*DIRECTION*
Retype the entries below word for word, line by line, and omit the pictures from your answer.

[start of PROVIDED RECORDS]

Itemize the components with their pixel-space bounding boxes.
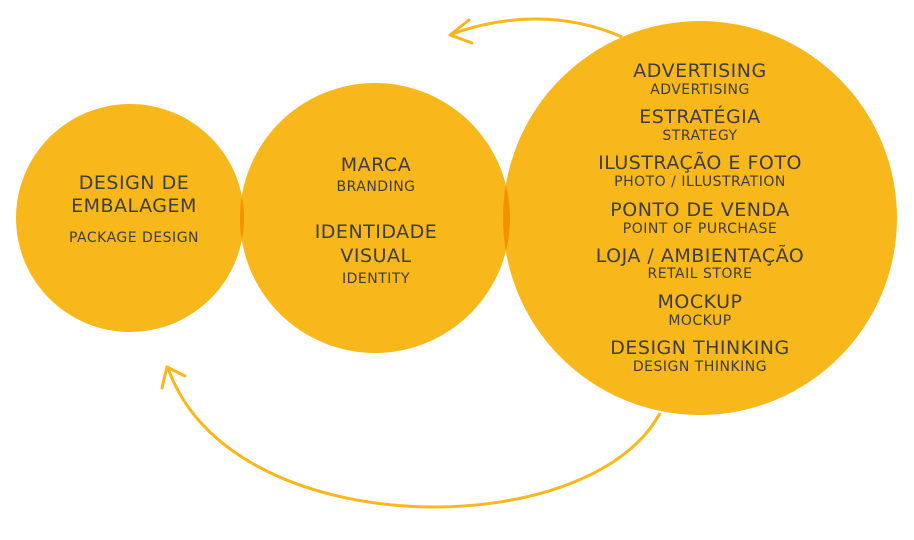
service-title-mockup: MOCKUP (657, 291, 743, 313)
package-design-subtitle: PACKAGE DESIGN (68, 230, 200, 246)
circle-package-design (16, 104, 244, 332)
identity-subtitle: IDENTITY (341, 271, 411, 287)
service-subtitle-design-thinking: DESIGN THINKING (632, 359, 768, 375)
service-title-advertising: ADVERTISING (633, 60, 767, 82)
bottom-arrow-arc (166, 367, 662, 509)
branding-title: MARCA (340, 154, 412, 176)
service-subtitle-illustration: PHOTO / ILLUSTRATION (614, 174, 786, 190)
service-subtitle-point-of-purchase: POINT OF PURCHASE (622, 221, 778, 237)
service-subtitle-retail-store: RETAIL STORE (647, 266, 753, 282)
service-title-illustration: ILUSTRAÇÃO E FOTO (598, 152, 802, 174)
service-subtitle-strategy: STRATEGY (662, 128, 738, 144)
package-design-title-line2: EMBALAGEM (71, 195, 197, 217)
service-title-retail-store: LOJA / AMBIENTAÇÃO (595, 245, 805, 267)
service-subtitle-mockup: MOCKUP (668, 313, 732, 329)
service-title-design-thinking: DESIGN THINKING (610, 337, 790, 359)
identity-title-line1: IDENTIDADE (314, 221, 438, 243)
identity-title-line2: VISUAL (340, 245, 412, 267)
bottom-arrow-head-icon (160, 365, 187, 390)
service-title-point-of-purchase: PONTO DE VENDA (610, 199, 790, 221)
service-title-strategy: ESTRATÉGIA (639, 106, 761, 128)
package-design-title-line1: DESIGN DE (78, 172, 190, 194)
service-subtitle-advertising: ADVERTISING (650, 82, 750, 98)
top-arrow-arc (451, 17, 623, 39)
branding-subtitle: BRANDING (336, 179, 416, 195)
top-arrow-head-icon (448, 18, 474, 45)
circle-branding (240, 83, 510, 353)
circle-services (503, 21, 897, 415)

[end of PROVIDED RECORDS]

*WRITTEN SOLUTION*
Itemize the components with their pixel-space bounding boxes.
service-title-mockup: MOCKUP (657, 291, 743, 313)
package-design-subtitle: PACKAGE DESIGN (68, 230, 200, 246)
circle-package-design (16, 104, 244, 332)
identity-subtitle: IDENTITY (341, 271, 411, 287)
service-subtitle-design-thinking: DESIGN THINKING (632, 359, 768, 375)
service-title-advertising: ADVERTISING (633, 60, 767, 82)
bottom-arrow-arc (166, 367, 662, 509)
branding-title: MARCA (340, 154, 412, 176)
service-subtitle-illustration: PHOTO / ILLUSTRATION (614, 174, 786, 190)
service-subtitle-point-of-purchase: POINT OF PURCHASE (622, 221, 778, 237)
service-subtitle-retail-store: RETAIL STORE (647, 266, 753, 282)
service-title-illustration: ILUSTRAÇÃO E FOTO (598, 152, 802, 174)
service-subtitle-strategy: STRATEGY (662, 128, 738, 144)
package-design-title-line2: EMBALAGEM (71, 195, 197, 217)
service-title-retail-store: LOJA / AMBIENTAÇÃO (595, 245, 805, 267)
service-subtitle-mockup: MOCKUP (668, 313, 732, 329)
service-title-design-thinking: DESIGN THINKING (610, 337, 790, 359)
identity-title-line1: IDENTIDADE (314, 221, 438, 243)
identity-title-line2: VISUAL (340, 245, 412, 267)
bottom-arrow-head-icon (160, 365, 187, 390)
service-title-point-of-purchase: PONTO DE VENDA (610, 199, 790, 221)
service-title-strategy: ESTRATÉGIA (639, 106, 761, 128)
package-design-title-line1: DESIGN DE (78, 172, 190, 194)
service-subtitle-advertising: ADVERTISING (650, 82, 750, 98)
top-arrow-arc (451, 17, 623, 39)
branding-subtitle: BRANDING (336, 179, 416, 195)
top-arrow-head-icon (448, 18, 474, 45)
circle-branding (240, 83, 510, 353)
circle-services (503, 21, 897, 415)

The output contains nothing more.